**GOAL**
Transcribe the records that follow. Keep every word exactly, and drop the pictures.

**GIVEN RECORDS**
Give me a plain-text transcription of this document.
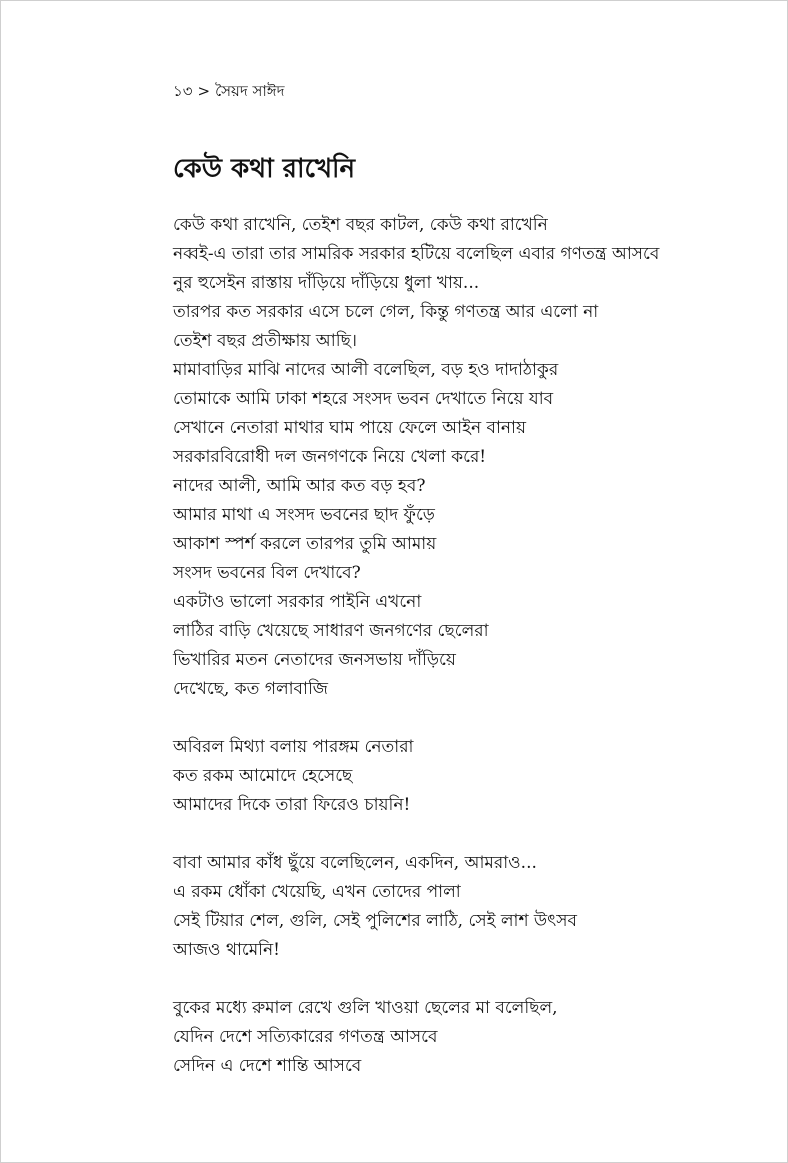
১৩ > সৈয়দ সাঈদ
কেউ কথা রাখেনি
কেউ কথা রাখেনি, তেইশ বছর কাটল, কেউ কথা রাখেনি
নব্বই-এ তারা তার সামরিক সরকার হটিয়ে বলেছিল এবার গণতন্ত্র আসবে
নুর হুসেইন রাস্তায় দাঁড়িয়ে দাঁড়িয়ে ধুলা খায়...
তারপর কত সরকার এসে চলে গেল, কিন্তু গণতন্ত্র আর এলো না
তেইশ বছর প্রতীক্ষায় আছি।
মামাবাড়ির মাঝি নাদের আলী বলেছিল, বড় হও দাদাঠাকুর
তোমাকে আমি ঢাকা শহরে সংসদ ভবন দেখাতে নিয়ে যাব
সেখানে নেতারা মাথার ঘাম পায়ে ফেলে আইন বানায়
সরকারবিরোধী দল জনগণকে নিয়ে খেলা করে!
নাদের আলী, আমি আর কত বড় হব?
আমার মাথা এ সংসদ ভবনের ছাদ ফুঁড়ে
আকাশ স্পর্শ করলে তারপর তুমি আমায়
সংসদ ভবনের বিল দেখাবে?
একটাও ভালো সরকার পাইনি এখনো
লাঠির বাড়ি খেয়েছে সাধারণ জনগণের ছেলেরা
ভিখারির মতন নেতাদের জনসভায় দাঁড়িয়ে
দেখেছে, কত গলাবাজি
অবিরল মিথ্যা বলায় পারঙ্গম নেতারা
কত রকম আমোদে হেসেছে
আমাদের দিকে তারা ফিরেও চায়নি!
বাবা আমার কাঁধ ছুঁয়ে বলেছিলেন, একদিন, আমরাও...
এ রকম ধোঁকা খেয়েছি, এখন তোদের পালা
সেই টিয়ার শেল, গুলি, সেই পুলিশের লাঠি, সেই লাশ উৎসব
আজও থামেনি!
বুকের মধ্যে রুমাল রেখে গুলি খাওয়া ছেলের মা বলেছিল,
যেদিন দেশে সত্যিকারের গণতন্ত্র আসবে
সেদিন এ দেশে শান্তি আসবে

**WRITTEN SOLUTION**
Give me a plain-text transcription of this document.
১৩ > সৈয়দ সাঈদ
কেউ কথা রাখেনি
কেউ কথা রাখেনি, তেইশ বছর কাটল, কেউ কথা রাখেনি
নব্বই-এ তারা তার সামরিক সরকার হটিয়ে বলেছিল এবার গণতন্ত্র আসবে
নুর হুসেইন রাস্তায় দাঁড়িয়ে দাঁড়িয়ে ধুলা খায়...
তারপর কত সরকার এসে চলে গেল, কিন্তু গণতন্ত্র আর এলো না
তেইশ বছর প্রতীক্ষায় আছি।
মামাবাড়ির মাঝি নাদের আলী বলেছিল, বড় হও দাদাঠাকুর
তোমাকে আমি ঢাকা শহরে সংসদ ভবন দেখাতে নিয়ে যাব
সেখানে নেতারা মাথার ঘাম পায়ে ফেলে আইন বানায়
সরকারবিরোধী দল জনগণকে নিয়ে খেলা করে!
নাদের আলী, আমি আর কত বড় হব?
আমার মাথা এ সংসদ ভবনের ছাদ ফুঁড়ে
আকাশ স্পর্শ করলে তারপর তুমি আমায়
সংসদ ভবনের বিল দেখাবে?
একটাও ভালো সরকার পাইনি এখনো
লাঠির বাড়ি খেয়েছে সাধারণ জনগণের ছেলেরা
ভিখারির মতন নেতাদের জনসভায় দাঁড়িয়ে
দেখেছে, কত গলাবাজি
অবিরল মিথ্যা বলায় পারঙ্গম নেতারা
কত রকম আমোদে হেসেছে
আমাদের দিকে তারা ফিরেও চায়নি!
বাবা আমার কাঁধ ছুঁয়ে বলেছিলেন, একদিন, আমরাও...
এ রকম ধোঁকা খেয়েছি, এখন তোদের পালা
সেই টিয়ার শেল, গুলি, সেই পুলিশের লাঠি, সেই লাশ উৎসব
আজও থামেনি!
বুকের মধ্যে রুমাল রেখে গুলি খাওয়া ছেলের মা বলেছিল,
যেদিন দেশে সত্যিকারের গণতন্ত্র আসবে
সেদিন এ দেশে শান্তি আসবে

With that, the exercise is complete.